GIVEN RECORDS START

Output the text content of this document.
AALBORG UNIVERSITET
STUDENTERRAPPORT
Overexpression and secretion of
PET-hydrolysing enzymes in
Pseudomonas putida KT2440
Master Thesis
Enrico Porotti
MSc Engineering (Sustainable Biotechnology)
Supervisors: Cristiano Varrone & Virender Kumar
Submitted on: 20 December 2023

GIVEN RECORDS END

_EXERCISE OBJECTIVE_
Every record above is to be copied exactly.

_ANSWER TO THE EXERCISE_
Output the text content of this document.
AALBORG UNIVERSITET
STUDENTERRAPPORT
Overexpression and secretion of
PET-hydrolysing enzymes in
Pseudomonas putida KT2440
Master Thesis
Enrico Porotti
MSc Engineering (Sustainable Biotechnology)
Supervisors: Cristiano Varrone & Virender Kumar
Submitted on: 20 December 2023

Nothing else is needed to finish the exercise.